#### [Exercise prompt]
Put the lines in the items below, from the line with "lat-label-10n: 10°N (8, 218, 24, 225)" up to and including the line with "svg-text:CIMH: CIMH (460, 378, 470, 383)", into a JSON list of strings, one string per line and blank lines left out.
───── Record list ─────
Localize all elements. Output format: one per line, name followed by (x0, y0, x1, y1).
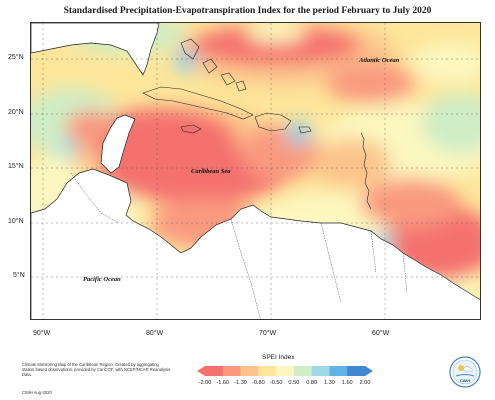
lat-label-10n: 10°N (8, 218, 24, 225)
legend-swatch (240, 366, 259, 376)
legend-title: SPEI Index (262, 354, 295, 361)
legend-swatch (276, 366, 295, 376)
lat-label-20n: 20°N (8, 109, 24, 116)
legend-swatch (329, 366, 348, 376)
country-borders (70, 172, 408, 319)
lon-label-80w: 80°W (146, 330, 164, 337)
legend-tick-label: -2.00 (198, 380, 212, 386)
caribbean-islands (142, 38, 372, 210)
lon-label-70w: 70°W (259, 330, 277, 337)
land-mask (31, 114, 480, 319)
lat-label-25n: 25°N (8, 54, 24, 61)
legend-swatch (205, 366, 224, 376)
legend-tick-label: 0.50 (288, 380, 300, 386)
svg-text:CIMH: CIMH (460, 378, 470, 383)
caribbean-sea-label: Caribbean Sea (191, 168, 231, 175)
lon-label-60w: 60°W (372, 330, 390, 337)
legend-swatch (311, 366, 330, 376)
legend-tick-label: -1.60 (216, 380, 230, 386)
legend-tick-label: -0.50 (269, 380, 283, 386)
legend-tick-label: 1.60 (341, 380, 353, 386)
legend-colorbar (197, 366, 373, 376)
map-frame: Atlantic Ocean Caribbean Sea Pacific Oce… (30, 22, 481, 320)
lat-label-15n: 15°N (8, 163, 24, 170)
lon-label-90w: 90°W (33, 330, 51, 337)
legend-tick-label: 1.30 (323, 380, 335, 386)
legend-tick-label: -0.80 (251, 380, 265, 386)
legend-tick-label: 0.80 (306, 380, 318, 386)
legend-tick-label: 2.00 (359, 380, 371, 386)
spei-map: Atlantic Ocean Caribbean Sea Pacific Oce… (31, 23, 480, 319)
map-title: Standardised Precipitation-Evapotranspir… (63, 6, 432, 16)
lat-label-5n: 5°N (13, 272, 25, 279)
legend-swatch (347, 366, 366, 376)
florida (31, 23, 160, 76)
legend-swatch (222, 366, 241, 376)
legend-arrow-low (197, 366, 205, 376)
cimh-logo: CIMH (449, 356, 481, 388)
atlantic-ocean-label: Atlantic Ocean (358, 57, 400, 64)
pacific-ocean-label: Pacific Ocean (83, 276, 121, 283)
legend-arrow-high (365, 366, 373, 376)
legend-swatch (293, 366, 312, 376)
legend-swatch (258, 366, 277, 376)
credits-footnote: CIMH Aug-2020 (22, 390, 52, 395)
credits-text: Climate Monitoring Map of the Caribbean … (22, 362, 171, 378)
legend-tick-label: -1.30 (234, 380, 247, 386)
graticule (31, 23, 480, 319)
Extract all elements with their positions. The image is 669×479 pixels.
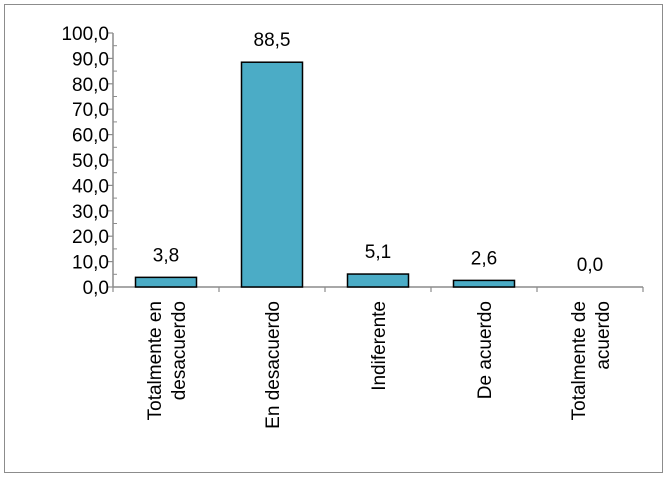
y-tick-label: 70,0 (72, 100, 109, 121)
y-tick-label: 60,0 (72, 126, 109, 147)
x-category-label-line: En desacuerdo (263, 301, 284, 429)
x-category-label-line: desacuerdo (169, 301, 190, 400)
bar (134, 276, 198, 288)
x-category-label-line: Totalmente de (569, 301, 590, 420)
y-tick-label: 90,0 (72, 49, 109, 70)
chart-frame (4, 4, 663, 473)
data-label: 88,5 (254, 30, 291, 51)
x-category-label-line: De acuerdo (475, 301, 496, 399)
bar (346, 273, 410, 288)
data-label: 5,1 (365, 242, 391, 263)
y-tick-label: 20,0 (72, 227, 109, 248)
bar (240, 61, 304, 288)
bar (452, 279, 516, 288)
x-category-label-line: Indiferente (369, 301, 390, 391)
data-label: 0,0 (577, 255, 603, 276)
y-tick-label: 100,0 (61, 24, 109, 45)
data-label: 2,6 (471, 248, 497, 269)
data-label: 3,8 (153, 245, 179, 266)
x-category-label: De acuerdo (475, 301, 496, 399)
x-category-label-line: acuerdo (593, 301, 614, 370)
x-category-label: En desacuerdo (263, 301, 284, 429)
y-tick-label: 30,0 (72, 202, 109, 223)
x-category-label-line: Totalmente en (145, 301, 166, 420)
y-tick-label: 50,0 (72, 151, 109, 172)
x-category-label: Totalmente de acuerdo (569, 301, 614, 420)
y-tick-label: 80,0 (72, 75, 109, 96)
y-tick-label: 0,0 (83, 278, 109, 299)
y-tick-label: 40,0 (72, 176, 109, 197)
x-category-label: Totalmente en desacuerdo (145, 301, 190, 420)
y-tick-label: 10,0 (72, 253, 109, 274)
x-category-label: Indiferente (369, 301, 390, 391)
─────
#### [Worked answer]
[
  "lat-label-10n: 10°N (8, 218, 24, 225)",
  "legend-swatch (240, 366, 259, 376)",
  "legend-title: SPEI Index (262, 354, 295, 361)",
  "legend-swatch (276, 366, 295, 376)",
  "lat-label-20n: 20°N (8, 109, 24, 116)",
  "legend-swatch (329, 366, 348, 376)",
  "country-borders (70, 172, 408, 319)",
  "lon-label-80w: 80°W (146, 330, 164, 337)",
  "legend-tick-label: -2.00 (198, 380, 212, 386)",
  "caribbean-islands (142, 38, 372, 210)",
  "lon-label-70w: 70°W (259, 330, 277, 337)",
  "land-mask (31, 114, 480, 319)",
  "lat-label-25n: 25°N (8, 54, 24, 61)",
  "legend-swatch (205, 366, 224, 376)",
  "legend-tick-label: 0.50 (288, 380, 300, 386)",
  "svg-text:CIMH: CIMH (460, 378, 470, 383)"
]